Aim A
Transcribe the records exactly, starting at the beginning of the records and ending at the line that contains "first-visit-label: 처음오셨나요? [1144, 40, 1230, 56]", including that line.

Article
________________________________________

For type-level list concatenation, the associative law xs ++ (ys ++ zs) = (xs ++ ys) ++ zs holds, but the GHC type checker is not aware of it. To inform the GHC type checker about non-trivial equations, we perform theorem proving. In other words, we define a function of the following form:

import Data.Type.Equality ((:~:))

appendIsAssociative :: ... -> xs ++ (ys ++ zs) :~: (xs ++ ys) ++ zs

To prove the associative law, we can use structural induction on xs. Specifically, the case where xs = '[] is trivial, and the case where xs = x : xss can be proven as follows:

(x : xss) ++ (ys ++ zs)
  = x : (xss ++ (ys ++ zs))  (by definition of ++)
  = x : ((xss ++ ys) ++ zs)  (by inductive hypothesis)
  = (x : (xss ++ ys)) ++ zs   (by definition of ++)
  = ((x : xss) ++ ys) ++ zs   (by definition of ++)

Let's implement this. Since the proof requires case analysis on xs, we will define the following type:

data ProxyList xs where
  PNil :: ProxyList '[]
  PCons :: Proxy x -> ProxyList xs -> ProxyList (x ': xs)

Since case analysis is not necessary for ys and zs, Proxy-like arguments are sufficient. The type of the function representing the proof becomes:

appendIsAssociative :: ProxyList xs -> proxy2 ys -> proxy3 zs -> xs ++ (ys ++ zs) :~: (xs ++ ys) ++ zs

Writing the body of the proof according to the equational transformation:

appendIsAssociative PNil _ _ = Refl
appendIsAssociative (PCons (_ :: _ x) (xss :: _ xss)) (ys :: _ ys) (zs :: _ zs) = let
    pf1 :: (x : xss) ++ (ys ++ zs) :~: x : (xss ++ (ys ++ zs))
    pf1 = Refl
    pf2 :: x : (xss ++ (ys ++ zs)) :~: x : ((xss ++ ys) ++ zs)
    pf2 = apply Refl (appendIsAssociative xss ys zs)

________________________________________

Records to use
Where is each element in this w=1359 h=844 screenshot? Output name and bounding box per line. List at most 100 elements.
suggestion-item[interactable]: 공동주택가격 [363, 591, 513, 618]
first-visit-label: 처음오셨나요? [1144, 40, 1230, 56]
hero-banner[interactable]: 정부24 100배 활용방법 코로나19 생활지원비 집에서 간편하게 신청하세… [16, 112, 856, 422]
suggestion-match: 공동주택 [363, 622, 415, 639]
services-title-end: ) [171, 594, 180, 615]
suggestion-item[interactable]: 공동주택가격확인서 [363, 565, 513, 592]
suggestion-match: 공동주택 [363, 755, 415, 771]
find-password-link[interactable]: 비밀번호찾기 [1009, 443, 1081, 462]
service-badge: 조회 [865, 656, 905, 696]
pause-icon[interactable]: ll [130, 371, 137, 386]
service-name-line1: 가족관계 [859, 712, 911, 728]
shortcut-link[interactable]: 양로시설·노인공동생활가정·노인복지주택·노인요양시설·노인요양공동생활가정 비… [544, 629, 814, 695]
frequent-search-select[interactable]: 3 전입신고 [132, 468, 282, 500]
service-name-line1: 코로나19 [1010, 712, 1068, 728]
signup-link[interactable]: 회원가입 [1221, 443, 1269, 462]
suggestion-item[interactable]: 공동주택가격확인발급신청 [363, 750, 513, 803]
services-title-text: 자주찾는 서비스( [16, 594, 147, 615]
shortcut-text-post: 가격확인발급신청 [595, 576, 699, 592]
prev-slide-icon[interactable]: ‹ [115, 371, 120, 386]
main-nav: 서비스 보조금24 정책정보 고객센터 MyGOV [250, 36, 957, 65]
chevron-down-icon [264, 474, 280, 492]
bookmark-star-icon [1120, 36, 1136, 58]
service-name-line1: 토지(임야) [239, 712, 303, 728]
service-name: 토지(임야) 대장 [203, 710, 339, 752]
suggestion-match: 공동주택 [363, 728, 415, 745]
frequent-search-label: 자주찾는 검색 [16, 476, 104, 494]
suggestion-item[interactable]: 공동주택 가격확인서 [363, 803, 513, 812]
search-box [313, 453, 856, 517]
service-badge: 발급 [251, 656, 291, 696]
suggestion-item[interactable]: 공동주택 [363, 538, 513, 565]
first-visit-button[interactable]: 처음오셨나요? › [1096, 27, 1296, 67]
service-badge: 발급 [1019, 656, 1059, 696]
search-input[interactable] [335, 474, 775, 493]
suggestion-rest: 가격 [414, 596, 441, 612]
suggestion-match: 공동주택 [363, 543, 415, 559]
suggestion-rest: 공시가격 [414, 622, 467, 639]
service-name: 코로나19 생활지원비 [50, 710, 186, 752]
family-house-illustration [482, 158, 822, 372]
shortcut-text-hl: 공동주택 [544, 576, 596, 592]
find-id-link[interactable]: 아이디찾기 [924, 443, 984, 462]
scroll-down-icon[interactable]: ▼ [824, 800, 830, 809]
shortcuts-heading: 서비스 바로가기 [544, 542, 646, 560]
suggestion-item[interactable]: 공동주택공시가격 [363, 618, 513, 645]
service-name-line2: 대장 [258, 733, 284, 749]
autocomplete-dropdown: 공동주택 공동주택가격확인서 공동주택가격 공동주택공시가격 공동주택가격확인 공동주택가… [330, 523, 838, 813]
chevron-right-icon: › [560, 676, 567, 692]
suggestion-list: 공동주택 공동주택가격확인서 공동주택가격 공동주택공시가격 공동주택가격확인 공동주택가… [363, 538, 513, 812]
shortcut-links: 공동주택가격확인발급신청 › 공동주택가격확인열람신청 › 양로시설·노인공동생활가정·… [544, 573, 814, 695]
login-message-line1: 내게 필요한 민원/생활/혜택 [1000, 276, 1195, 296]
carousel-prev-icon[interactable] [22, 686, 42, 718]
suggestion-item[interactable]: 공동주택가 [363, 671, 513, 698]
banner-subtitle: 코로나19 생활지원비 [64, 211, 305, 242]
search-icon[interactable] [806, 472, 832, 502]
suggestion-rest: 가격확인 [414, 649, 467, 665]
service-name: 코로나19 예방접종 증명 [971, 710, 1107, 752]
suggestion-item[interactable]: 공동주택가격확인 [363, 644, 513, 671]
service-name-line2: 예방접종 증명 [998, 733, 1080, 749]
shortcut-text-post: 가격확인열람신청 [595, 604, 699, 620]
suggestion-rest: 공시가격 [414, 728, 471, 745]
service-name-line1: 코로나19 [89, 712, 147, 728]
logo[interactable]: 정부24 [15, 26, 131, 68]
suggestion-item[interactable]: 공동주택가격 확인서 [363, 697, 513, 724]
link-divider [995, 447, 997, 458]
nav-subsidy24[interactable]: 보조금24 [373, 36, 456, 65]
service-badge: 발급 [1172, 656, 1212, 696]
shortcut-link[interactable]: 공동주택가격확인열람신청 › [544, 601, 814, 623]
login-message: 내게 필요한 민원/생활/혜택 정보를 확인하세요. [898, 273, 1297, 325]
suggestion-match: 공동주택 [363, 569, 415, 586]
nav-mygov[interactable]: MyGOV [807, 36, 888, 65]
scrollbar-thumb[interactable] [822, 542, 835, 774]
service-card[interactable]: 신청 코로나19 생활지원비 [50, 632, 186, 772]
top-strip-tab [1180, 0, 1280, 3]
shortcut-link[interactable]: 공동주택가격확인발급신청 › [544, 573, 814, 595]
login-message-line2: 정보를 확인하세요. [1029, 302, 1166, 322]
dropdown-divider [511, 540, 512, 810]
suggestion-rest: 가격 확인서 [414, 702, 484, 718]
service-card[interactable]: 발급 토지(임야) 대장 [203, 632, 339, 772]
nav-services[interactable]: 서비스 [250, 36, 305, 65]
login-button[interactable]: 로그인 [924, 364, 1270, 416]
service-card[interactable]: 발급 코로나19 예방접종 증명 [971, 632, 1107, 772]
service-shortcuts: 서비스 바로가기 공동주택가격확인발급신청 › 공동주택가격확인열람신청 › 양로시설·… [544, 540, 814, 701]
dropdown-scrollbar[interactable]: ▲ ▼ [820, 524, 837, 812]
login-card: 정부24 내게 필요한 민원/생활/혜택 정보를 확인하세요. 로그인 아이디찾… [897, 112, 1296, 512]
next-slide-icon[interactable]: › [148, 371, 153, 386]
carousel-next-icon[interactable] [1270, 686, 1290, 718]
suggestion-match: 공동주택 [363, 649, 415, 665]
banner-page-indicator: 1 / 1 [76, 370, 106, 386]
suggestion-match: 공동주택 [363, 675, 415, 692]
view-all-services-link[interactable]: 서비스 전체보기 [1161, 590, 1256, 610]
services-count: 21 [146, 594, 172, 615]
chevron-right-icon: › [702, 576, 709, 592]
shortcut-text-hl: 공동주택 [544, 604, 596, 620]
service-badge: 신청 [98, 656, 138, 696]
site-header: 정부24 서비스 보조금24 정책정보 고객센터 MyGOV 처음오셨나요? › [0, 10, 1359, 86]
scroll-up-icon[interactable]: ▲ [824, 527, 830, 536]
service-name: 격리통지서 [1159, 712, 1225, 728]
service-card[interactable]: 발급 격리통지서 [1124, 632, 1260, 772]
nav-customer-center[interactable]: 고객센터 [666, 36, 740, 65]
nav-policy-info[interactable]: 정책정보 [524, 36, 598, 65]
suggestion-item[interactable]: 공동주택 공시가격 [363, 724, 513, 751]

________________________________________

Aim B
From the text on type-level list concatenation, copy word for word the passage starting at "To prove the" and ending at "ProxyList (x ': xs)".

Complete output A
Where is each element in this w=1359 h=844 screenshot? Output name and bounding box per line. List at most 100 elements.
suggestion-item[interactable]: 공동주택가격 [363, 591, 513, 618]
first-visit-label: 처음오셨나요? [1144, 40, 1230, 56]

Complete output B
To prove the associative law, we can use structural induction on xs. Specifically, the case where xs = '[] is trivial, and the case where xs = x : xss can be proven as follows:

(x : xss) ++ (ys ++ zs)
  = x : (xss ++ (ys ++ zs))  (by definition of ++)
  = x : ((xss ++ ys) ++ zs)  (by inductive hypothesis)
  = (x : (xss ++ ys)) ++ zs   (by definition of ++)
  = ((x : xss) ++ ys) ++ zs   (by definition of ++)

Let's implement this. Since the proof requires case analysis on xs, we will define the following type:

data ProxyList xs where
  PNil :: ProxyList '[]
  PCons :: Proxy x -> ProxyList xs -> ProxyList (x ': xs)